▶ _Consigne 1_:
Répondez brièvement à ces questions sur le texte consacré au ghetto de Varsovie :
(a) Combien de juifs et juives vivent dans le ghetto, et sur quelle surface ?
(b) À quelle date la révolte éclate-t-elle ?
(c) Qui a rédigé le rapport dont une voix off lit des extraits ?
▶ _Consigne 2_: Reproduisez sans changement le passage du texte sur le ghetto de Varsovie qui va de « Cette dernière partie » à « de survie effroyables. ».

Cette dernière partie a provoqué les foudres des historiens et aussi de Jacques Lanzmann, accusant l'auteur de malhonnêteté intellectuelle et d'approximations. Un livre certes imparfait mais qu'il faut lire, au moins pour connaître la vie de ce très grand résistant qu'était Jan Karski.
Le premier épisode est consacré à l’histoire et à la vie de l’effroyable ghetto. Quinze minutes, c’est évidemment court pour raconter un des épisodes tragiques de la Shoah et la condition de vie misérable de ses habitants. 400 000 juifs et juives, hommes, femmes, enfants et personnes âgées, vivent dans un peu plus de 3 km². Les témoignages de l’INA donnent à entendre des scènes à peine imaginables : la mort omniprésente, la famine, les manipulations des autorités allemandes et ces scènes de survie effroyables.
750 jeunes, hommes et femmes de 14 à 25 ans
Les trois principaux épisodes reviennent sur les quatre semaines héroïques qui ont conduit près de 750 jeunes, pour la plupart des hommes et femmes de 14 à 25 ans, à se procurer des armes pour se défendre et finalement résister face à l’armée la plus puissante du monde. L’histoire se terminera bien sûr tragiquement pour cette armée de guérilla urbaine. La série explique que cette révolte débute alors que les Allemands lancent une deuxième rafle de grande ampleur sur le ghetto afin d’envoyer ses habitants vers les camps de la mort – essentiellement Treblinka.
Le 19 avril 1943, la veille de la Pâque juive, une révolte éclate grâce à des moyens rudimentaires mais avec deux atouts pour les jeunes combattants et combattantes : la connaissance du ghetto et la certitude qu’ils n’ont plus rien à perdre. Par contre, ils rencontreront peu d’aide chez les Polonais non-juifs comme chez les Alliés. Le 16 mai 1943, le ghetto est définitivement "liquidé", selon le vocable des bourreaux nazis.
Les quatre épisodes de France Culture sont passionnants grâce aux témoignages des rescapés de cet événement qui est resté dans la mémoire collective. Outre les voix des survivants et survivantes, captés entre 1964 et 1998 –Marek Edelman, Cywia Lubetkin, Symcha Rotem, Krystyna Budnicka, Halina Aszkenazy, Régine Poloniewska, Stanislaw Tomkiewicz, Léon Abramowicz, Gutka Steinberg, Henry Favel, Lola Liblau, Marek Rudnicki et Pierre Ruff – une voix off lit des extraits du rapport Stroop, rédigé en mai 1943 par Jürgen Stroop, membre de la Waffen-SS et commandant des forces allemandes qui liquidèrent le ghetto de Varsovie.

▶ _Données_:
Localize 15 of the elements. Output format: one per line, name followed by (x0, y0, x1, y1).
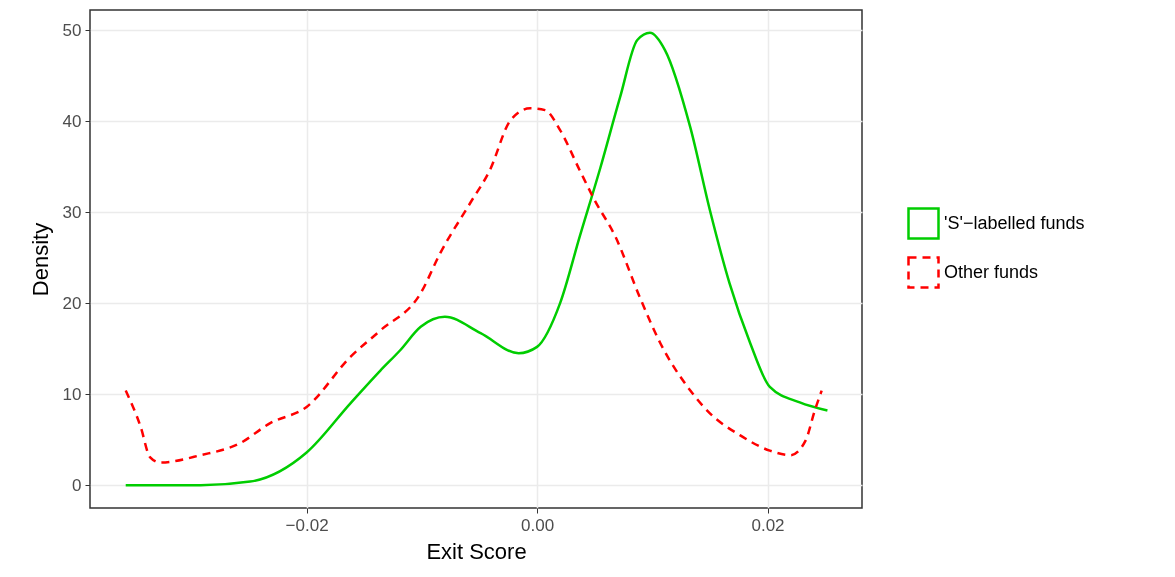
line-series (124, 31, 829, 487)
y-tick-label: 10 (62, 384, 82, 404)
x-tick-label: −0.02 (285, 515, 329, 535)
y-tick-label: 30 (62, 202, 82, 222)
legend-label: 'S'−labelled funds (944, 212, 1085, 233)
x-tick-label: 0.00 (521, 515, 555, 535)
line-series (124, 107, 823, 464)
y-tick-label: 20 (62, 293, 82, 313)
x-tick-label: 0.02 (751, 515, 785, 535)
y-tick-label: 0 (72, 475, 82, 495)
y-tick-label: 40 (62, 111, 82, 131)
y-tick-label: 50 (62, 20, 82, 40)
x-axis-title: Exit Score (426, 538, 527, 564)
legend-label: Other funds (944, 261, 1039, 282)
y-axis-title: Density (27, 222, 53, 297)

▶ _Réponse complète 1_:
(a) 400 000 juifs et juives, dans un peu plus de 3 km².
(b) Le 19 avril 1943, la veille de la Pâque juive.
(c) Jürgen Stroop, membre de la Waffen-SS et commandant des forces allemandes qui liquidèrent le ghetto de Varsovie.

▶ _Réponse complète 2_:
Cette dernière partie a provoqué les foudres des historiens et aussi de Jacques Lanzmann, accusant l'auteur de malhonnêteté intellectuelle et d'approximations. Un livre certes imparfait mais qu'il faut lire, au moins pour connaître la vie de ce très grand résistant qu'était Jan Karski.
Le premier épisode est consacré à l’histoire et à la vie de l’effroyable ghetto. Quinze minutes, c’est évidemment court pour raconter un des épisodes tragiques de la Shoah et la condition de vie misérable de ses habitants. 400 000 juifs et juives, hommes, femmes, enfants et personnes âgées, vivent dans un peu plus de 3 km². Les témoignages de l’INA donnent à entendre des scènes à peine imaginables : la mort omniprésente, la famine, les manipulations des autorités allemandes et ces scènes de survie effroyables.